Items from a data source:
****************

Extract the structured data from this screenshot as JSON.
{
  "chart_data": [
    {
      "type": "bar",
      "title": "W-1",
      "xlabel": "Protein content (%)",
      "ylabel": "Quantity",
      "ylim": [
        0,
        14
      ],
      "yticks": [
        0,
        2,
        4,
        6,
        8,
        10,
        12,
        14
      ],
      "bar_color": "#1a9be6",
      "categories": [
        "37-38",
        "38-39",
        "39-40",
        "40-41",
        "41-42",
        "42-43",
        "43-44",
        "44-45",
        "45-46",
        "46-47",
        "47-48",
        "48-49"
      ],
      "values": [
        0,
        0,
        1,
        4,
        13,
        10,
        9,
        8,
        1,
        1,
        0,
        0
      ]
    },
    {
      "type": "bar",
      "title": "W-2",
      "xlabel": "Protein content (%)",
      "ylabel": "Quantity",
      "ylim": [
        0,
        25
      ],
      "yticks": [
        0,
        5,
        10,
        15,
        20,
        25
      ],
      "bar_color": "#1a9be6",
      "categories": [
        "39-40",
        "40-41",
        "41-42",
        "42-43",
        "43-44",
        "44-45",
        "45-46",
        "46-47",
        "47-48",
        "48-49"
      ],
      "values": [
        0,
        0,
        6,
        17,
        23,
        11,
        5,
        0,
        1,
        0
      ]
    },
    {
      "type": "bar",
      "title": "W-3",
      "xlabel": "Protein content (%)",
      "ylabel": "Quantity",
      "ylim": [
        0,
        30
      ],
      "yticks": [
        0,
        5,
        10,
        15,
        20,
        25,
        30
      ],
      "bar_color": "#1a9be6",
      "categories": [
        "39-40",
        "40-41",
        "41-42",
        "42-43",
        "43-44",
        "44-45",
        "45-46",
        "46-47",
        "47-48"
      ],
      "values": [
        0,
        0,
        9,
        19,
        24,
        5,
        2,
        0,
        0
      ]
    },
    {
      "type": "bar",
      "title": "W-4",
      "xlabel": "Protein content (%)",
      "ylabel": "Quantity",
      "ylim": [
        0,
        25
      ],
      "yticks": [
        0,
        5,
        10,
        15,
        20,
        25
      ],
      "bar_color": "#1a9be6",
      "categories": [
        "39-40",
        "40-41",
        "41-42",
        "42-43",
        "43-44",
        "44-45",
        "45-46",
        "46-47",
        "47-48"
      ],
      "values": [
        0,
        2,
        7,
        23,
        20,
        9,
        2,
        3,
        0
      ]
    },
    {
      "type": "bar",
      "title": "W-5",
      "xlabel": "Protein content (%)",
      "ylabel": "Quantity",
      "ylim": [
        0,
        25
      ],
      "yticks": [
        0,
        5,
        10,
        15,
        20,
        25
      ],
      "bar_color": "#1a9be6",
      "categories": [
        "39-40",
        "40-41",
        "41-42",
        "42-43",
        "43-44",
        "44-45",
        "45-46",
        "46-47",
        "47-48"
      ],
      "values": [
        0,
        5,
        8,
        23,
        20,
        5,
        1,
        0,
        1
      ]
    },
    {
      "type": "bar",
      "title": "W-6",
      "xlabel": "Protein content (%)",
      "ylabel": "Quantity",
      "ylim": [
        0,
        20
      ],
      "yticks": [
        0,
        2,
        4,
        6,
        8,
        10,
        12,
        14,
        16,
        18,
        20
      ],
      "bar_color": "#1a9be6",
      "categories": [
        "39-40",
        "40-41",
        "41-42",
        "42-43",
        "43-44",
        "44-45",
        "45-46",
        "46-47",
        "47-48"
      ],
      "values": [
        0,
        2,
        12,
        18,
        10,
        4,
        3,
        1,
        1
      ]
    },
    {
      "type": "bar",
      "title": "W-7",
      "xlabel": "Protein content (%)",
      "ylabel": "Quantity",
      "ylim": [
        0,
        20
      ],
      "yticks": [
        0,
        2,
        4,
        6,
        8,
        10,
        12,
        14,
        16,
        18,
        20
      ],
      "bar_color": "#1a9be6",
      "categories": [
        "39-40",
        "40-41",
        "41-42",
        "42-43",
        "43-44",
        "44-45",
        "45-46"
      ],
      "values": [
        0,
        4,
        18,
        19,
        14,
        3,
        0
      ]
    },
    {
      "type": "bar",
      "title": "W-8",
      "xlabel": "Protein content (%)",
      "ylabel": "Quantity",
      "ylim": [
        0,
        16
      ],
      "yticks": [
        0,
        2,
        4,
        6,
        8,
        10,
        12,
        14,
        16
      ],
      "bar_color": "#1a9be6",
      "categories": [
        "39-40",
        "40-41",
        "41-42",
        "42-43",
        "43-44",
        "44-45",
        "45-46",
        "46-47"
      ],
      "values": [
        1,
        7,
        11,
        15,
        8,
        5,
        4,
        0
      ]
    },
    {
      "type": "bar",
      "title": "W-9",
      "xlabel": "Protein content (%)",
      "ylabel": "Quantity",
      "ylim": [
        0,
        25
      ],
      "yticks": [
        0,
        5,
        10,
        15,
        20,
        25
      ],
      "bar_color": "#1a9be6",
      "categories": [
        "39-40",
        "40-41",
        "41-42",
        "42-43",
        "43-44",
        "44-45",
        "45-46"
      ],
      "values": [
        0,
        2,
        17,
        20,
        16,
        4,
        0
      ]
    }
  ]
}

****************

#### Your task:
All of the records need to be returned exactly as they are.

#### Expected output:
Extract the structured data from this screenshot as JSON.
{
  "chart_data": [
    {
      "type": "bar",
      "title": "W-1",
      "xlabel": "Protein content (%)",
      "ylabel": "Quantity",
      "ylim": [
        0,
        14
      ],
      "yticks": [
        0,
        2,
        4,
        6,
        8,
        10,
        12,
        14
      ],
      "bar_color": "#1a9be6",
      "categories": [
        "37-38",
        "38-39",
        "39-40",
        "40-41",
        "41-42",
        "42-43",
        "43-44",
        "44-45",
        "45-46",
        "46-47",
        "47-48",
        "48-49"
      ],
      "values": [
        0,
        0,
        1,
        4,
        13,
        10,
        9,
        8,
        1,
        1,
        0,
        0
      ]
    },
    {
      "type": "bar",
      "title": "W-2",
      "xlabel": "Protein content (%)",
      "ylabel": "Quantity",
      "ylim": [
        0,
        25
      ],
      "yticks": [
        0,
        5,
        10,
        15,
        20,
        25
      ],
      "bar_color": "#1a9be6",
      "categories": [
        "39-40",
        "40-41",
        "41-42",
        "42-43",
        "43-44",
        "44-45",
        "45-46",
        "46-47",
        "47-48",
        "48-49"
      ],
      "values": [
        0,
        0,
        6,
        17,
        23,
        11,
        5,
        0,
        1,
        0
      ]
    },
    {
      "type": "bar",
      "title": "W-3",
      "xlabel": "Protein content (%)",
      "ylabel": "Quantity",
      "ylim": [
        0,
        30
      ],
      "yticks": [
        0,
        5,
        10,
        15,
        20,
        25,
        30
      ],
      "bar_color": "#1a9be6",
      "categories": [
        "39-40",
        "40-41",
        "41-42",
        "42-43",
        "43-44",
        "44-45",
        "45-46",
        "46-47",
        "47-48"
      ],
      "values": [
        0,
        0,
        9,
        19,
        24,
        5,
        2,
        0,
        0
      ]
    },
    {
      "type": "bar",
      "title": "W-4",
      "xlabel": "Protein content (%)",
      "ylabel": "Quantity",
      "ylim": [
        0,
        25
      ],
      "yticks": [
        0,
        5,
        10,
        15,
        20,
        25
      ],
      "bar_color": "#1a9be6",
      "categories": [
        "39-40",
        "40-41",
        "41-42",
        "42-43",
        "43-44",
        "44-45",
        "45-46",
        "46-47",
        "47-48"
      ],
      "values": [
        0,
        2,
        7,
        23,
        20,
        9,
        2,
        3,
        0
      ]
    },
    {
      "type": "bar",
      "title": "W-5",
      "xlabel": "Protein content (%)",
      "ylabel": "Quantity",
      "ylim": [
        0,
        25
      ],
      "yticks": [
        0,
        5,
        10,
        15,
        20,
        25
      ],
      "bar_color": "#1a9be6",
      "categories": [
        "39-40",
        "40-41",
        "41-42",
        "42-43",
        "43-44",
        "44-45",
        "45-46",
        "46-47",
        "47-48"
      ],
      "values": [
        0,
        5,
        8,
        23,
        20,
        5,
        1,
        0,
        1
      ]
    },
    {
      "type": "bar",
      "title": "W-6",
      "xlabel": "Protein content (%)",
      "ylabel": "Quantity",
      "ylim": [
        0,
        20
      ],
      "yticks": [
        0,
        2,
        4,
        6,
        8,
        10,
        12,
        14,
        16,
        18,
        20
      ],
      "bar_color": "#1a9be6",
      "categories": [
        "39-40",
        "40-41",
        "41-42",
        "42-43",
        "43-44",
        "44-45",
        "45-46",
        "46-47",
        "47-48"
      ],
      "values": [
        0,
        2,
        12,
        18,
        10,
        4,
        3,
        1,
        1
      ]
    },
    {
      "type": "bar",
      "title": "W-7",
      "xlabel": "Protein content (%)",
      "ylabel": "Quantity",
      "ylim": [
        0,
        20
      ],
      "yticks": [
        0,
        2,
        4,
        6,
        8,
        10,
        12,
        14,
        16,
        18,
        20
      ],
      "bar_color": "#1a9be6",
      "categories": [
        "39-40",
        "40-41",
        "41-42",
        "42-43",
        "43-44",
        "44-45",
        "45-46"
      ],
      "values": [
        0,
        4,
        18,
        19,
        14,
        3,
        0
      ]
    },
    {
      "type": "bar",
      "title": "W-8",
      "xlabel": "Protein content (%)",
      "ylabel": "Quantity",
      "ylim": [
        0,
        16
      ],
      "yticks": [
        0,
        2,
        4,
        6,
        8,
        10,
        12,
        14,
        16
      ],
      "bar_color": "#1a9be6",
      "categories": [
        "39-40",
        "40-41",
        "41-42",
        "42-43",
        "43-44",
        "44-45",
        "45-46",
        "46-47"
      ],
      "values": [
        1,
        7,
        11,
        15,
        8,
        5,
        4,
        0
      ]
    },
    {
      "type": "bar",
      "title": "W-9",
      "xlabel": "Protein content (%)",
      "ylabel": "Quantity",
      "ylim": [
        0,
        25
      ],
      "yticks": [
        0,
        5,
        10,
        15,
        20,
        25
      ],
      "bar_color": "#1a9be6",
      "categories": [
        "39-40",
        "40-41",
        "41-42",
        "42-43",
        "43-44",
        "44-45",
        "45-46"
      ],
      "values": [
        0,
        2,
        17,
        20,
        16,
        4,
        0
      ]
    }
  ]
}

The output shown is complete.